--- START OF Records to process ---
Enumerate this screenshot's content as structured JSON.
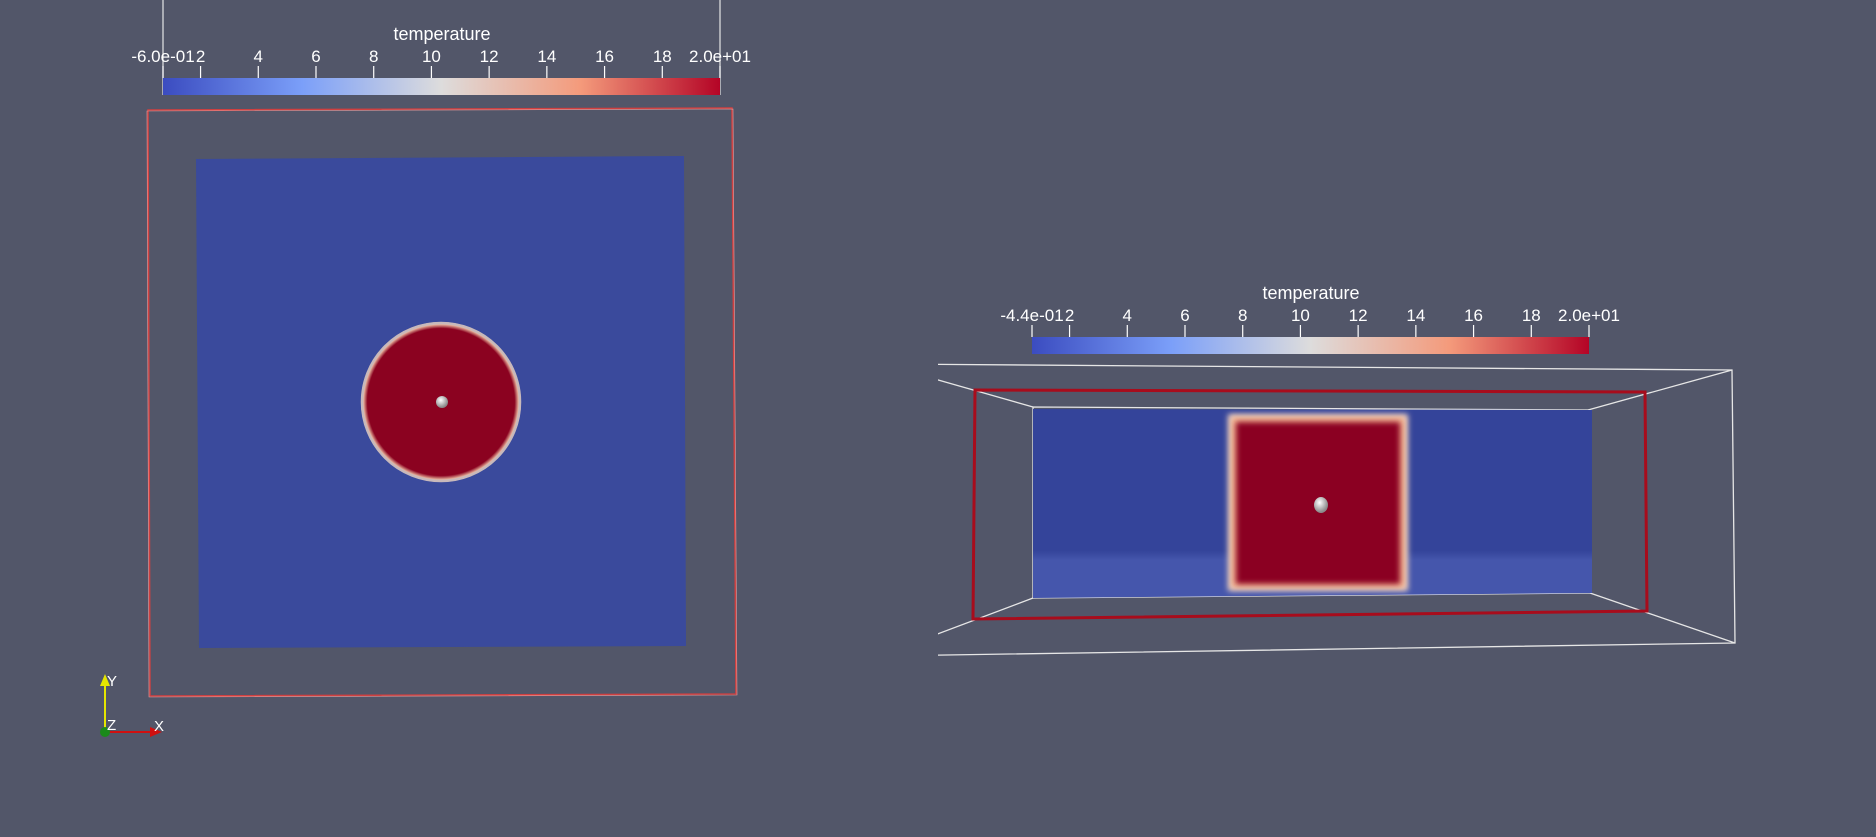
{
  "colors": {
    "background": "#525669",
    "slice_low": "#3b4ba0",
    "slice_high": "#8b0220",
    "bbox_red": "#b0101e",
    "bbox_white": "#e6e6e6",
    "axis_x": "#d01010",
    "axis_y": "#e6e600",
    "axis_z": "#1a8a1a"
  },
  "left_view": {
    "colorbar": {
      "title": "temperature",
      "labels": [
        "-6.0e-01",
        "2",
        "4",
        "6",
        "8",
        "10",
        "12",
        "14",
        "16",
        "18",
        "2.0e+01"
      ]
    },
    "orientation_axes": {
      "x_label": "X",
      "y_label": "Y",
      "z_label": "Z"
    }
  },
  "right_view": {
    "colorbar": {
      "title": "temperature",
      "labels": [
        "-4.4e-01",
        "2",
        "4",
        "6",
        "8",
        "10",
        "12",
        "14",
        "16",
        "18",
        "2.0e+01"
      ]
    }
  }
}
--- END OF Records to process ---
Work required:
Output the records above exactly as they are, leaving out the pictures.

Answer:
Enumerate this screenshot's content as structured JSON.
{
  "colors": {
    "background": "#525669",
    "slice_low": "#3b4ba0",
    "slice_high": "#8b0220",
    "bbox_red": "#b0101e",
    "bbox_white": "#e6e6e6",
    "axis_x": "#d01010",
    "axis_y": "#e6e600",
    "axis_z": "#1a8a1a"
  },
  "left_view": {
    "colorbar": {
      "title": "temperature",
      "labels": [
        "-6.0e-01",
        "2",
        "4",
        "6",
        "8",
        "10",
        "12",
        "14",
        "16",
        "18",
        "2.0e+01"
      ]
    },
    "orientation_axes": {
      "x_label": "X",
      "y_label": "Y",
      "z_label": "Z"
    }
  },
  "right_view": {
    "colorbar": {
      "title": "temperature",
      "labels": [
        "-4.4e-01",
        "2",
        "4",
        "6",
        "8",
        "10",
        "12",
        "14",
        "16",
        "18",
        "2.0e+01"
      ]
    }
  }
}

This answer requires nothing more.